-- Start of RECORDED INFORMATION --
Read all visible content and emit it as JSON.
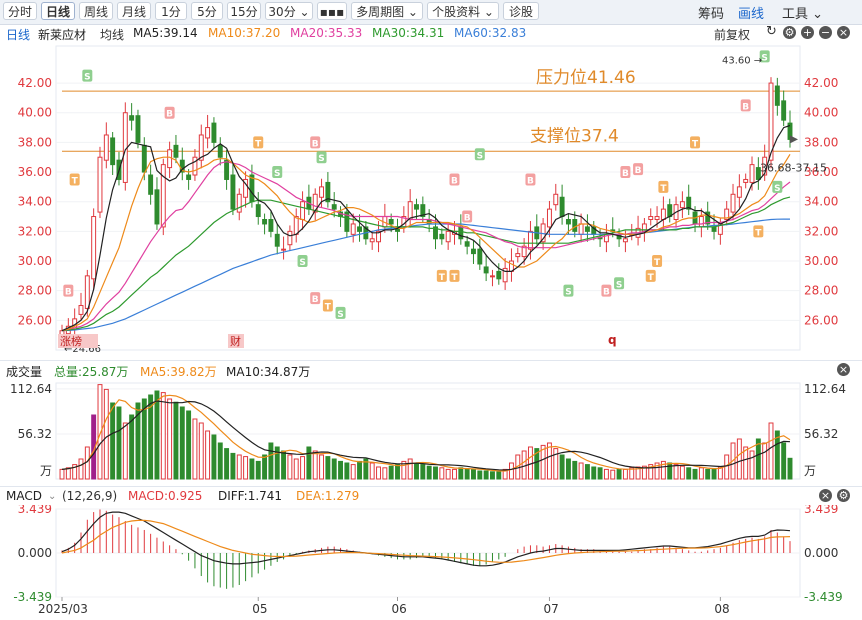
{
  "toolbar": {
    "left_buttons": [
      "分时",
      "日线",
      "周线",
      "月线",
      "1分",
      "5分",
      "15分",
      "30分 ⌄",
      "▪▪▪",
      "多周期图 ⌄",
      "个股资料 ⌄",
      "诊股"
    ],
    "active": "日线",
    "right_items": [
      "筹码",
      "画线",
      "工具 ⌄"
    ]
  },
  "info": {
    "period": "日线",
    "name": "新莱应材",
    "ma_label": "均线",
    "ma5": "MA5:39.14",
    "ma10": "MA10:37.20",
    "ma20": "MA20:35.33",
    "ma30": "MA30:34.31",
    "ma60": "MA60:32.83",
    "adjust": "前复权"
  },
  "colors": {
    "up": "#e0393e",
    "down": "#2e8b2e",
    "ma5": "#222222",
    "ma10": "#ee8a1a",
    "ma20": "#e040a0",
    "ma30": "#2e9a2e",
    "ma60": "#3a7fd8",
    "resistance": "#e08a2a",
    "support": "#e08a2a"
  },
  "annotations": {
    "resistance_label": "压力位41.46",
    "support_label": "支撑位37.4",
    "high_label": "43.60",
    "low_label": "24.66",
    "last_label": "36.68-37.15",
    "event1": "涨榜",
    "event2": "财",
    "event3": "q"
  },
  "volume_info": {
    "title": "成交量",
    "total": "总量:25.87万",
    "ma5": "MA5:39.82万",
    "ma10": "MA10:34.87万",
    "unit": "万"
  },
  "macd_info": {
    "title": "MACD",
    "params": "(12,26,9)",
    "macd": "MACD:0.925",
    "diff": "DIFF:1.741",
    "dea": "DEA:1.279"
  },
  "chart_data": [
    {
      "type": "candlestick",
      "title": "",
      "y_ticks": [
        26.0,
        28.0,
        30.0,
        32.0,
        34.0,
        36.0,
        38.0,
        40.0,
        42.0
      ],
      "ylim": [
        24.0,
        44.5
      ],
      "x_ticks": [
        "2025/03",
        "05",
        "06",
        "07",
        "08"
      ],
      "x_tick_index": [
        0,
        31,
        53,
        77,
        104
      ],
      "resistance": 41.46,
      "support": 37.4,
      "high": 43.6,
      "low": 24.66,
      "closes": [
        25.3,
        25.6,
        26.1,
        27.0,
        29.0,
        33.0,
        37.0,
        38.5,
        36.5,
        35.5,
        40.0,
        39.5,
        38.0,
        36.0,
        34.5,
        32.5,
        36.5,
        37.5,
        37.0,
        36.0,
        35.5,
        37.0,
        38.5,
        39.0,
        38.0,
        37.0,
        35.5,
        33.5,
        34.5,
        35.5,
        34.0,
        33.0,
        32.5,
        32.0,
        31.0,
        30.8,
        32.0,
        33.0,
        34.0,
        33.5,
        34.5,
        35.0,
        34.0,
        33.5,
        33.0,
        32.0,
        32.5,
        32.0,
        31.5,
        31.5,
        32.0,
        33.0,
        32.5,
        32.0,
        33.0,
        34.0,
        33.5,
        33.0,
        32.5,
        31.5,
        31.5,
        32.0,
        32.0,
        31.5,
        31.0,
        30.5,
        29.8,
        29.2,
        29.0,
        28.8,
        29.5,
        30.0,
        30.5,
        31.0,
        32.0,
        31.5,
        32.5,
        33.5,
        34.5,
        33.0,
        32.5,
        32.0,
        32.5,
        32.0,
        31.8,
        31.5,
        31.8,
        32.0,
        31.5,
        31.5,
        31.8,
        32.2,
        32.5,
        33.0,
        33.0,
        33.5,
        33.0,
        33.8,
        34.0,
        33.5,
        32.5,
        33.0,
        32.5,
        32.0,
        32.5,
        33.5,
        34.5,
        35.0,
        35.5,
        36.5,
        35.5,
        37.0,
        42.0,
        40.5,
        39.5,
        38.2
      ],
      "ma5": [
        25.3,
        25.5,
        25.7,
        26.0,
        26.6,
        28.1,
        30.4,
        32.9,
        34.8,
        36.1,
        37.5,
        38.0,
        37.9,
        37.8,
        37.7,
        36.1,
        35.7,
        35.4,
        35.6,
        36.2,
        36.5,
        36.7,
        37.0,
        37.2,
        37.6,
        37.9,
        37.6,
        36.6,
        35.7,
        35.2,
        34.6,
        34.1,
        33.9,
        33.4,
        32.5,
        31.9,
        31.7,
        31.8,
        32.2,
        32.7,
        33.4,
        34.0,
        34.2,
        34.1,
        34.0,
        33.5,
        33.0,
        32.6,
        32.2,
        31.9,
        31.9,
        32.1,
        32.1,
        32.2,
        32.5,
        32.9,
        33.0,
        33.1,
        33.2,
        32.9,
        32.4,
        32.1,
        31.9,
        31.7,
        31.6,
        31.4,
        31.0,
        30.4,
        29.9,
        29.5,
        29.3,
        29.3,
        29.6,
        30.0,
        30.6,
        31.0,
        31.5,
        32.1,
        32.8,
        33.0,
        33.2,
        33.1,
        33.0,
        32.6,
        32.2,
        31.9,
        31.9,
        31.8,
        31.7,
        31.6,
        31.7,
        31.8,
        31.9,
        32.2,
        32.5,
        32.8,
        33.0,
        33.3,
        33.5,
        33.6,
        33.4,
        33.4,
        33.1,
        32.8,
        32.5,
        32.7,
        33.0,
        33.5,
        34.2,
        35.2,
        35.4,
        35.9,
        37.3,
        38.3,
        39.0,
        39.14
      ],
      "ma10": [
        25.3,
        25.4,
        25.6,
        25.8,
        26.1,
        26.9,
        27.9,
        28.9,
        29.9,
        30.9,
        32.3,
        33.7,
        34.9,
        35.9,
        36.7,
        36.9,
        37.0,
        37.0,
        36.8,
        36.1,
        36.0,
        36.1,
        36.3,
        36.5,
        36.8,
        36.9,
        36.9,
        36.6,
        36.2,
        35.8,
        35.6,
        35.5,
        35.2,
        34.8,
        34.4,
        33.8,
        33.3,
        32.9,
        32.8,
        32.6,
        32.7,
        32.9,
        33.1,
        33.3,
        33.4,
        33.6,
        33.6,
        33.5,
        33.3,
        33.1,
        32.8,
        32.6,
        32.4,
        32.2,
        32.2,
        32.4,
        32.6,
        32.6,
        32.6,
        32.6,
        32.6,
        32.6,
        32.5,
        32.4,
        32.3,
        32.0,
        31.6,
        31.2,
        30.8,
        30.4,
        30.0,
        29.8,
        29.6,
        29.6,
        29.8,
        30.0,
        30.4,
        30.8,
        31.2,
        31.5,
        32.0,
        32.3,
        32.5,
        32.5,
        32.4,
        32.2,
        32.1,
        32.0,
        31.9,
        31.8,
        31.8,
        31.8,
        31.9,
        32.0,
        32.1,
        32.3,
        32.4,
        32.6,
        32.8,
        32.9,
        32.9,
        33.1,
        33.1,
        33.0,
        32.9,
        32.9,
        33.0,
        33.2,
        33.5,
        33.8,
        34.0,
        34.4,
        35.2,
        36.0,
        36.5,
        37.2
      ],
      "ma20": [
        25.3,
        25.4,
        25.5,
        25.6,
        25.8,
        26.1,
        26.6,
        27.1,
        27.5,
        27.9,
        28.5,
        29.2,
        29.9,
        30.6,
        31.3,
        31.9,
        32.5,
        33.0,
        33.4,
        33.5,
        34.0,
        34.6,
        35.2,
        35.8,
        36.3,
        36.6,
        36.7,
        36.6,
        36.5,
        36.3,
        36.0,
        35.8,
        35.6,
        35.4,
        35.2,
        34.9,
        34.6,
        34.3,
        34.1,
        33.9,
        33.7,
        33.6,
        33.5,
        33.4,
        33.2,
        33.1,
        33.0,
        33.0,
        33.0,
        33.0,
        33.0,
        33.0,
        33.0,
        33.0,
        32.9,
        32.8,
        32.8,
        32.8,
        32.8,
        32.7,
        32.6,
        32.5,
        32.4,
        32.3,
        32.2,
        32.1,
        32.0,
        31.9,
        31.7,
        31.5,
        31.3,
        31.2,
        31.0,
        30.9,
        30.9,
        30.9,
        30.9,
        30.9,
        30.9,
        31.0,
        31.1,
        31.2,
        31.3,
        31.4,
        31.5,
        31.6,
        31.7,
        31.8,
        31.8,
        31.8,
        31.9,
        31.9,
        32.0,
        32.1,
        32.1,
        32.2,
        32.3,
        32.3,
        32.4,
        32.4,
        32.5,
        32.5,
        32.6,
        32.6,
        32.6,
        32.7,
        32.8,
        33.0,
        33.2,
        33.4,
        33.5,
        33.8,
        34.2,
        34.6,
        35.0,
        35.33
      ],
      "ma30": [
        25.3,
        25.35,
        25.4,
        25.5,
        25.6,
        25.8,
        26.1,
        26.4,
        26.6,
        26.9,
        27.3,
        27.7,
        28.1,
        28.5,
        28.9,
        29.2,
        29.6,
        30.0,
        30.4,
        30.7,
        31.0,
        31.4,
        31.8,
        32.2,
        32.6,
        32.9,
        33.2,
        33.4,
        33.6,
        33.8,
        34.0,
        34.1,
        34.1,
        34.1,
        34.0,
        33.9,
        33.8,
        33.7,
        33.6,
        33.5,
        33.4,
        33.3,
        33.2,
        33.1,
        33.0,
        32.9,
        32.8,
        32.7,
        32.6,
        32.5,
        32.4,
        32.3,
        32.3,
        32.3,
        32.3,
        32.3,
        32.3,
        32.3,
        32.2,
        32.2,
        32.1,
        32.1,
        32.0,
        32.0,
        31.9,
        31.9,
        31.8,
        31.7,
        31.6,
        31.5,
        31.4,
        31.3,
        31.2,
        31.2,
        31.2,
        31.2,
        31.2,
        31.2,
        31.2,
        31.2,
        31.2,
        31.3,
        31.4,
        31.5,
        31.6,
        31.7,
        31.8,
        31.9,
        32.0,
        32.1,
        32.1,
        32.1,
        32.1,
        32.1,
        32.1,
        32.1,
        32.1,
        32.1,
        32.2,
        32.2,
        32.3,
        32.3,
        32.3,
        32.3,
        32.4,
        32.5,
        32.6,
        32.8,
        33.0,
        33.2,
        33.3,
        33.5,
        33.8,
        34.0,
        34.2,
        34.31
      ],
      "ma60": [
        25.3,
        25.32,
        25.35,
        25.4,
        25.45,
        25.5,
        25.6,
        25.7,
        25.8,
        25.95,
        26.1,
        26.3,
        26.5,
        26.7,
        26.9,
        27.1,
        27.3,
        27.5,
        27.7,
        27.9,
        28.1,
        28.3,
        28.5,
        28.7,
        28.9,
        29.1,
        29.3,
        29.5,
        29.65,
        29.8,
        29.95,
        30.1,
        30.25,
        30.4,
        30.5,
        30.6,
        30.7,
        30.8,
        30.9,
        31.0,
        31.1,
        31.2,
        31.3,
        31.4,
        31.5,
        31.6,
        31.7,
        31.8,
        31.9,
        32.0,
        32.1,
        32.15,
        32.2,
        32.25,
        32.3,
        32.35,
        32.4,
        32.45,
        32.5,
        32.5,
        32.5,
        32.5,
        32.5,
        32.5,
        32.45,
        32.4,
        32.35,
        32.3,
        32.25,
        32.2,
        32.15,
        32.1,
        32.05,
        32.0,
        31.95,
        31.9,
        31.85,
        31.8,
        31.8,
        31.8,
        31.8,
        31.8,
        31.8,
        31.8,
        31.8,
        31.8,
        31.8,
        31.8,
        31.8,
        31.8,
        31.8,
        31.85,
        31.9,
        31.95,
        32.0,
        32.05,
        32.1,
        32.15,
        32.2,
        32.25,
        32.3,
        32.3,
        32.35,
        32.4,
        32.4,
        32.45,
        32.5,
        32.55,
        32.6,
        32.65,
        32.7,
        32.75,
        32.8,
        32.82,
        32.83,
        32.83
      ]
    },
    {
      "type": "bar",
      "title": "成交量",
      "y_ticks": [
        "112.64",
        "56.32"
      ],
      "ylim": [
        0,
        120
      ],
      "unit": "万",
      "values": [
        12,
        14,
        18,
        25,
        40,
        80,
        118,
        112,
        95,
        90,
        70,
        80,
        95,
        100,
        105,
        110,
        108,
        100,
        96,
        90,
        85,
        75,
        70,
        60,
        55,
        45,
        38,
        32,
        30,
        28,
        25,
        22,
        30,
        45,
        40,
        35,
        30,
        25,
        28,
        40,
        35,
        30,
        28,
        25,
        22,
        20,
        18,
        22,
        25,
        20,
        15,
        14,
        16,
        18,
        22,
        25,
        20,
        18,
        16,
        15,
        14,
        12,
        12,
        14,
        13,
        12,
        10,
        10,
        9,
        9,
        12,
        20,
        30,
        35,
        40,
        38,
        42,
        45,
        38,
        30,
        25,
        22,
        20,
        18,
        15,
        14,
        12,
        11,
        12,
        12,
        14,
        15,
        16,
        18,
        20,
        22,
        20,
        18,
        16,
        14,
        12,
        14,
        12,
        13,
        15,
        30,
        45,
        50,
        40,
        35,
        50,
        45,
        70,
        60,
        45,
        25.87
      ]
    },
    {
      "type": "bar",
      "title": "MACD",
      "y_ticks": [
        "3.439",
        "0.000",
        "-3.439"
      ],
      "ylim": [
        -3.439,
        3.439
      ],
      "values": [
        0.2,
        0.4,
        0.8,
        1.6,
        2.6,
        3.2,
        3.4,
        3.3,
        3.0,
        2.8,
        2.5,
        2.2,
        2.0,
        1.8,
        1.5,
        1.2,
        0.9,
        0.6,
        0.3,
        -0.1,
        -0.6,
        -1.2,
        -1.8,
        -2.3,
        -2.6,
        -2.7,
        -2.8,
        -2.7,
        -2.5,
        -2.2,
        -1.9,
        -1.6,
        -1.3,
        -1.0,
        -0.7,
        -0.5,
        -0.3,
        -0.1,
        0.1,
        0.2,
        0.3,
        0.4,
        0.5,
        0.5,
        0.4,
        0.3,
        0.2,
        0.1,
        0.0,
        -0.1,
        -0.2,
        -0.3,
        -0.4,
        -0.5,
        -0.5,
        -0.5,
        -0.4,
        -0.3,
        -0.3,
        -0.4,
        -0.5,
        -0.6,
        -0.7,
        -0.8,
        -0.9,
        -1.0,
        -1.0,
        -0.9,
        -0.7,
        -0.5,
        -0.3,
        0.0,
        0.3,
        0.5,
        0.6,
        0.6,
        0.5,
        0.6,
        0.7,
        0.6,
        0.5,
        0.4,
        0.3,
        0.3,
        0.3,
        0.2,
        0.2,
        0.1,
        0.1,
        0.1,
        0.1,
        0.2,
        0.3,
        0.3,
        0.4,
        0.5,
        0.5,
        0.4,
        0.3,
        0.2,
        0.1,
        0.1,
        0.2,
        0.3,
        0.4,
        0.6,
        0.8,
        1.0,
        1.1,
        1.2,
        1.1,
        1.3,
        1.8,
        1.6,
        1.3,
        0.925
      ],
      "diff": [
        0.1,
        0.3,
        0.6,
        1.1,
        1.7,
        2.3,
        2.8,
        3.1,
        3.2,
        3.2,
        3.1,
        2.9,
        2.7,
        2.5,
        2.2,
        1.9,
        1.6,
        1.3,
        1.0,
        0.7,
        0.4,
        0.1,
        -0.2,
        -0.4,
        -0.6,
        -0.7,
        -0.8,
        -0.85,
        -0.85,
        -0.8,
        -0.75,
        -0.7,
        -0.6,
        -0.5,
        -0.4,
        -0.3,
        -0.2,
        -0.1,
        0.0,
        0.1,
        0.15,
        0.2,
        0.25,
        0.25,
        0.2,
        0.15,
        0.1,
        0.05,
        0.0,
        -0.05,
        -0.1,
        -0.15,
        -0.2,
        -0.25,
        -0.3,
        -0.3,
        -0.3,
        -0.3,
        -0.35,
        -0.4,
        -0.45,
        -0.55,
        -0.65,
        -0.75,
        -0.85,
        -0.95,
        -1.0,
        -1.0,
        -0.95,
        -0.85,
        -0.7,
        -0.5,
        -0.3,
        -0.15,
        0.0,
        0.1,
        0.15,
        0.25,
        0.35,
        0.35,
        0.3,
        0.25,
        0.2,
        0.2,
        0.2,
        0.2,
        0.2,
        0.2,
        0.2,
        0.25,
        0.3,
        0.35,
        0.4,
        0.45,
        0.5,
        0.55,
        0.55,
        0.5,
        0.45,
        0.4,
        0.4,
        0.45,
        0.5,
        0.6,
        0.7,
        0.85,
        1.0,
        1.15,
        1.25,
        1.3,
        1.3,
        1.4,
        1.7,
        1.8,
        1.78,
        1.741
      ],
      "dea": [
        0.0,
        0.1,
        0.2,
        0.4,
        0.7,
        1.0,
        1.4,
        1.7,
        2.0,
        2.2,
        2.4,
        2.5,
        2.55,
        2.55,
        2.5,
        2.4,
        2.3,
        2.1,
        1.9,
        1.7,
        1.5,
        1.3,
        1.1,
        0.9,
        0.7,
        0.5,
        0.35,
        0.2,
        0.1,
        0.0,
        -0.1,
        -0.15,
        -0.2,
        -0.25,
        -0.27,
        -0.27,
        -0.26,
        -0.24,
        -0.2,
        -0.16,
        -0.12,
        -0.08,
        -0.04,
        0.0,
        0.02,
        0.03,
        0.03,
        0.02,
        0.0,
        -0.02,
        -0.05,
        -0.08,
        -0.11,
        -0.14,
        -0.17,
        -0.2,
        -0.22,
        -0.24,
        -0.26,
        -0.28,
        -0.31,
        -0.34,
        -0.38,
        -0.42,
        -0.47,
        -0.52,
        -0.58,
        -0.64,
        -0.69,
        -0.72,
        -0.73,
        -0.71,
        -0.66,
        -0.6,
        -0.52,
        -0.44,
        -0.36,
        -0.27,
        -0.18,
        -0.11,
        -0.05,
        0.0,
        0.03,
        0.06,
        0.08,
        0.1,
        0.12,
        0.13,
        0.14,
        0.15,
        0.17,
        0.19,
        0.21,
        0.24,
        0.27,
        0.3,
        0.33,
        0.35,
        0.37,
        0.38,
        0.38,
        0.39,
        0.41,
        0.45,
        0.5,
        0.57,
        0.66,
        0.76,
        0.86,
        0.95,
        1.02,
        1.1,
        1.22,
        1.26,
        1.27,
        1.279
      ]
    }
  ]
}
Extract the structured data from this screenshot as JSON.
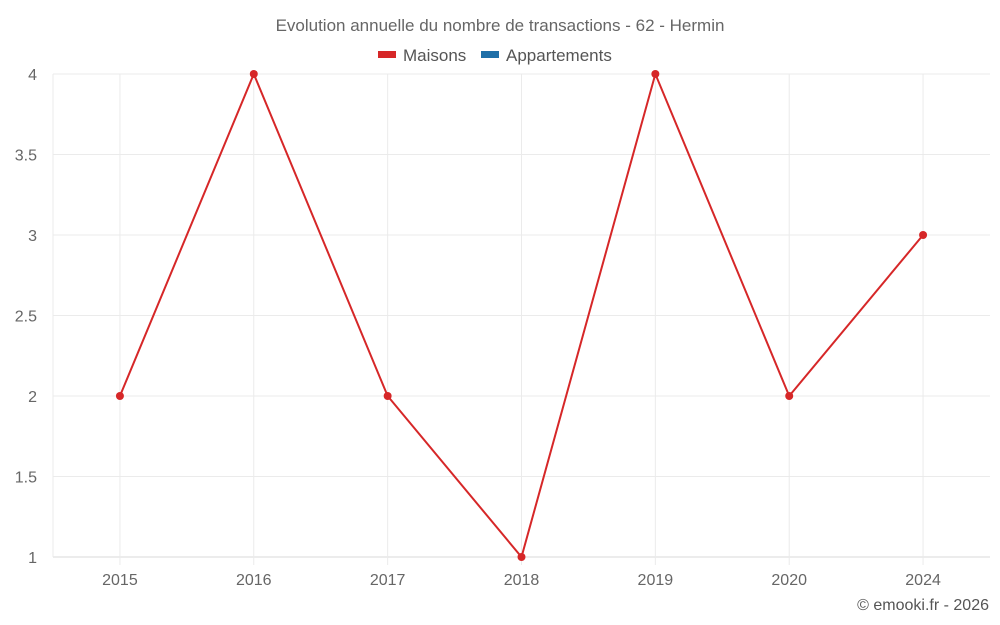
{
  "chart_data": {
    "type": "line",
    "title": "Evolution annuelle du nombre de transactions - 62 - Hermin",
    "categories": [
      "2015",
      "2016",
      "2017",
      "2018",
      "2019",
      "2020",
      "2024"
    ],
    "series": [
      {
        "name": "Maisons",
        "color": "#d62728",
        "values": [
          2,
          4,
          2,
          1,
          4,
          2,
          3
        ]
      },
      {
        "name": "Appartements",
        "color": "#1f6fa8",
        "values": []
      }
    ],
    "xlabel": "",
    "ylabel": "",
    "ylim": [
      1,
      4
    ],
    "yticks": [
      "1",
      "1.5",
      "2",
      "2.5",
      "3",
      "3.5",
      "4"
    ],
    "grid": true,
    "legend_position": "top"
  },
  "legend": [
    {
      "label": "Maisons",
      "color": "#d62728"
    },
    {
      "label": "Appartements",
      "color": "#1f6fa8"
    }
  ],
  "credit": "© emooki.fr - 2026"
}
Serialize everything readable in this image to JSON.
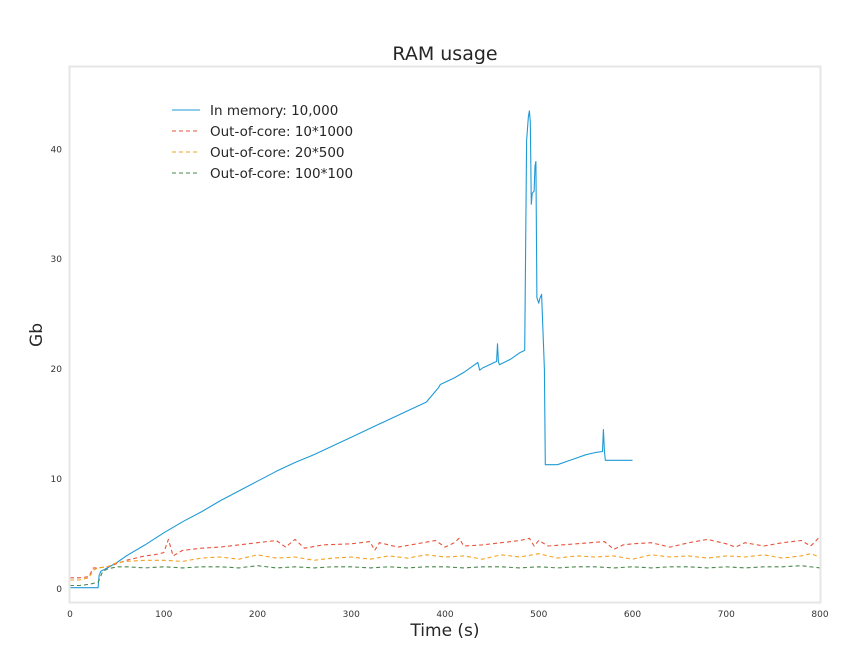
-- End of RECORDED INFORMATION --
STATED PROBLEM — Restate word for word, please, the line containing "Extract the structured" and all lines after it through the end of the material; the pictures do not belong in the copy.

OUTPUT FOR THIS TASK —
Extract the structured data from this screenshot as JSON.
{
  "chart_data": {
    "type": "line",
    "title": "Evolution annuelle du nombre de transactions - 62 - Hermin",
    "categories": [
      "2015",
      "2016",
      "2017",
      "2018",
      "2019",
      "2020",
      "2024"
    ],
    "series": [
      {
        "name": "Maisons",
        "color": "#d62728",
        "values": [
          2,
          4,
          2,
          1,
          4,
          2,
          3
        ]
      },
      {
        "name": "Appartements",
        "color": "#1f6fa8",
        "values": []
      }
    ],
    "xlabel": "",
    "ylabel": "",
    "ylim": [
      1,
      4
    ],
    "yticks": [
      "1",
      "1.5",
      "2",
      "2.5",
      "3",
      "3.5",
      "4"
    ],
    "grid": true,
    "legend_position": "top"
  },
  "legend": [
    {
      "label": "Maisons",
      "color": "#d62728"
    },
    {
      "label": "Appartements",
      "color": "#1f6fa8"
    }
  ],
  "credit": "© emooki.fr - 2026"
}
Serialize everything readable in this image to JSON.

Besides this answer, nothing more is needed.